# [What the task asks]
Find every line in the records below that holds the word "besamelt" and copy it.

# [Dataset excerpt]
+ + +

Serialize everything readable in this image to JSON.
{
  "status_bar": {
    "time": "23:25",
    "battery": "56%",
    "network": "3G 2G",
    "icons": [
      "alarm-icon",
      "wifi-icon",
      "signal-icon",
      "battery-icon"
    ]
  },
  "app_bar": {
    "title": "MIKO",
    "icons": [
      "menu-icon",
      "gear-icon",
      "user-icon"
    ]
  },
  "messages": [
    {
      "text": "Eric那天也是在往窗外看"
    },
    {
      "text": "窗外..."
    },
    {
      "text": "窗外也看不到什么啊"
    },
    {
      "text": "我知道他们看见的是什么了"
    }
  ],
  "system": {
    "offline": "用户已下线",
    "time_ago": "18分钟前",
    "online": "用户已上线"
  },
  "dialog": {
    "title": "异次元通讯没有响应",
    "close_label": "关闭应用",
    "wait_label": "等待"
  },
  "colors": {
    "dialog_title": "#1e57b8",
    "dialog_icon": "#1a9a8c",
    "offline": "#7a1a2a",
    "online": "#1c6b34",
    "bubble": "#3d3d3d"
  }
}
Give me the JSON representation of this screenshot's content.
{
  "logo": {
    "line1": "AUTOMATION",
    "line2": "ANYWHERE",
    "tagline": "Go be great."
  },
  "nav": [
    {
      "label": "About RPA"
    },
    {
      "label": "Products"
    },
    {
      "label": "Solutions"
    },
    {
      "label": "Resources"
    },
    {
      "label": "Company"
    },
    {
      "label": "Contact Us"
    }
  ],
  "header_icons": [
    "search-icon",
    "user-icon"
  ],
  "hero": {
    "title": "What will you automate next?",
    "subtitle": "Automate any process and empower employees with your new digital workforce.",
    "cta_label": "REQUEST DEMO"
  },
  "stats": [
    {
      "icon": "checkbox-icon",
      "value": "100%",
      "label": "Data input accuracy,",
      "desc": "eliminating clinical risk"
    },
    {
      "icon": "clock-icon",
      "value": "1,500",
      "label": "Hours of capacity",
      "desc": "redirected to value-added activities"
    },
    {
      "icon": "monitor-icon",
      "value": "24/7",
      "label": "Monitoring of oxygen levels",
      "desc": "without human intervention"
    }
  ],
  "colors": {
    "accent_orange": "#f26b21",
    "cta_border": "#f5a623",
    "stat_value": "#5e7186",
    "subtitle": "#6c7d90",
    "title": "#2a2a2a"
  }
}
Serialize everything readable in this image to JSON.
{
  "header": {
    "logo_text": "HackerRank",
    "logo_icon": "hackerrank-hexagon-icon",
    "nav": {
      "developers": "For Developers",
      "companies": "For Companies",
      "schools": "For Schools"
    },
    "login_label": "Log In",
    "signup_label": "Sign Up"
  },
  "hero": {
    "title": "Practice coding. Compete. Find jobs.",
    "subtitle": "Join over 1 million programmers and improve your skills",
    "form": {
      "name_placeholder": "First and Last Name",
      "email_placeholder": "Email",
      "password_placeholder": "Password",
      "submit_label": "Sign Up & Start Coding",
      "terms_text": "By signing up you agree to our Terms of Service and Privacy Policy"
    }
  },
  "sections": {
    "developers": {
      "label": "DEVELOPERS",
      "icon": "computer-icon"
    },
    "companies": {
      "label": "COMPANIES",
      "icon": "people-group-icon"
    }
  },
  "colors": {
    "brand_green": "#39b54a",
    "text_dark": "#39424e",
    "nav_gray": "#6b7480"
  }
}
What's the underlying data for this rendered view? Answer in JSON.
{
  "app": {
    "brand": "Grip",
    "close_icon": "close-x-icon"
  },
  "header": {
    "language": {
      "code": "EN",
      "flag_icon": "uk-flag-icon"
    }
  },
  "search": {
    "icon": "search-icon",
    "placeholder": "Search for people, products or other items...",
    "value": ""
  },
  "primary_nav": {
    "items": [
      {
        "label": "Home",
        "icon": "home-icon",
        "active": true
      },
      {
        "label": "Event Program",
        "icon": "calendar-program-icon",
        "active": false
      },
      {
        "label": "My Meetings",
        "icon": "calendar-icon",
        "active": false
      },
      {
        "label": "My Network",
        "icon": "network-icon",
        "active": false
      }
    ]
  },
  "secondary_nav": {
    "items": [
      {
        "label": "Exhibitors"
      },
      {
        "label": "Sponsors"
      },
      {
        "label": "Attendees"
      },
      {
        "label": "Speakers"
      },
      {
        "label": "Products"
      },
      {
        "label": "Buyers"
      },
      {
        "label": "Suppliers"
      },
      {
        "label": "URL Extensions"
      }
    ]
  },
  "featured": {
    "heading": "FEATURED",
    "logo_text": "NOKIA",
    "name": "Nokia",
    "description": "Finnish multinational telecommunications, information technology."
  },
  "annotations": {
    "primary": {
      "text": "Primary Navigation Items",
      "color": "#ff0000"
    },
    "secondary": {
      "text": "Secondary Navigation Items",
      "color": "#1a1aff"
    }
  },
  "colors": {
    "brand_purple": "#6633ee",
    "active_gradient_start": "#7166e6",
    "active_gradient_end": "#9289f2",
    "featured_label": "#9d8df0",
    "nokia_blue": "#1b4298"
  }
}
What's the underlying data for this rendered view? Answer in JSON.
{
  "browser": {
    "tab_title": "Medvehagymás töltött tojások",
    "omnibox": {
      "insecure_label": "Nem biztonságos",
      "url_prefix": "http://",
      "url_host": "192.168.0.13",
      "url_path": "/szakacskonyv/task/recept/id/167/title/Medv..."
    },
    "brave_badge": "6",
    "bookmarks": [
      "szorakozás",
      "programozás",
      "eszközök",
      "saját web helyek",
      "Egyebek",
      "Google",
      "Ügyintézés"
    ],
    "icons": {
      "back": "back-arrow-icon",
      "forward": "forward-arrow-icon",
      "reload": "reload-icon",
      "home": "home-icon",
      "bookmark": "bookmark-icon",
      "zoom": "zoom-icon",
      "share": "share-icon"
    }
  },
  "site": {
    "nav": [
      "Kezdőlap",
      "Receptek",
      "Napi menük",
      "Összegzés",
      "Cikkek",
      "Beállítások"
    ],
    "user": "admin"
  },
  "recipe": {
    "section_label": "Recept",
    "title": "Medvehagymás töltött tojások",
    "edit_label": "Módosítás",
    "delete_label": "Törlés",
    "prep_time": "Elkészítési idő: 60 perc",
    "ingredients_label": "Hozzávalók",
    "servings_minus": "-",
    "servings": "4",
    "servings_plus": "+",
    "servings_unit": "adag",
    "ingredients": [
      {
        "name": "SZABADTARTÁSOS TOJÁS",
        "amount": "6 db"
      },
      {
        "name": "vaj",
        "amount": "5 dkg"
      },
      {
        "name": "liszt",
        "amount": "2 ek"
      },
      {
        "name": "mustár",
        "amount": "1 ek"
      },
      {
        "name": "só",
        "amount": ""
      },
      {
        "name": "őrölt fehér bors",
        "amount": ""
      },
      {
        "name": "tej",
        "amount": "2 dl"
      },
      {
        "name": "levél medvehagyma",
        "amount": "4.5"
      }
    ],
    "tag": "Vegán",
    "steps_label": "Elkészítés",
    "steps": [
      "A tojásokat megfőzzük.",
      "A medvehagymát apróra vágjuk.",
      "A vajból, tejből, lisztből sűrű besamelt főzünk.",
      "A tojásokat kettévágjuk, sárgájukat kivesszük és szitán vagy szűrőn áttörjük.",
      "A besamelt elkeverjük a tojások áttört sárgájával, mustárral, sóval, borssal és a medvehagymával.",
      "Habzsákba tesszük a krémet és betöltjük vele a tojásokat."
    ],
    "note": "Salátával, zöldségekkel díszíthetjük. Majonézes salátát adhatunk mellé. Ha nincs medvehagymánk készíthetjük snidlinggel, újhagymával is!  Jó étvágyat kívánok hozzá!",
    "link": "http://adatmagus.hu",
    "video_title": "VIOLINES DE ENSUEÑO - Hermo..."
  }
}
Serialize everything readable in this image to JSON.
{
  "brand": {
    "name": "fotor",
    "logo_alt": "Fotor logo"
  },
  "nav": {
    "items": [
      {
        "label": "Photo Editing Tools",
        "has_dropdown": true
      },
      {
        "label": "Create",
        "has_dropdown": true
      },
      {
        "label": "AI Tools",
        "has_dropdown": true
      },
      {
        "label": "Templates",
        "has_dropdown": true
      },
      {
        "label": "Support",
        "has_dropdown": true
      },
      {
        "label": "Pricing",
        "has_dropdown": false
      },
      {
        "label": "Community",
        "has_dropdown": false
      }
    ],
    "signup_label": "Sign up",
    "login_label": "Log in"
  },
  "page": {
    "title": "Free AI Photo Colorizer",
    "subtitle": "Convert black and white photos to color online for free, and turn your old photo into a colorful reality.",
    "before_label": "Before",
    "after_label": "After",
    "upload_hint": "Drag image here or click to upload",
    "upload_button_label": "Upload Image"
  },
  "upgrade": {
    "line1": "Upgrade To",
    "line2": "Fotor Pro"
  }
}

+ + +

# [Written solution]
      "A vajból, tejből, lisztből sűrű besamelt főzünk.",
      "A besamelt elkeverjük a tojások áttört sárgájával, mustárral, sóval, borssal és a medvehagymával.",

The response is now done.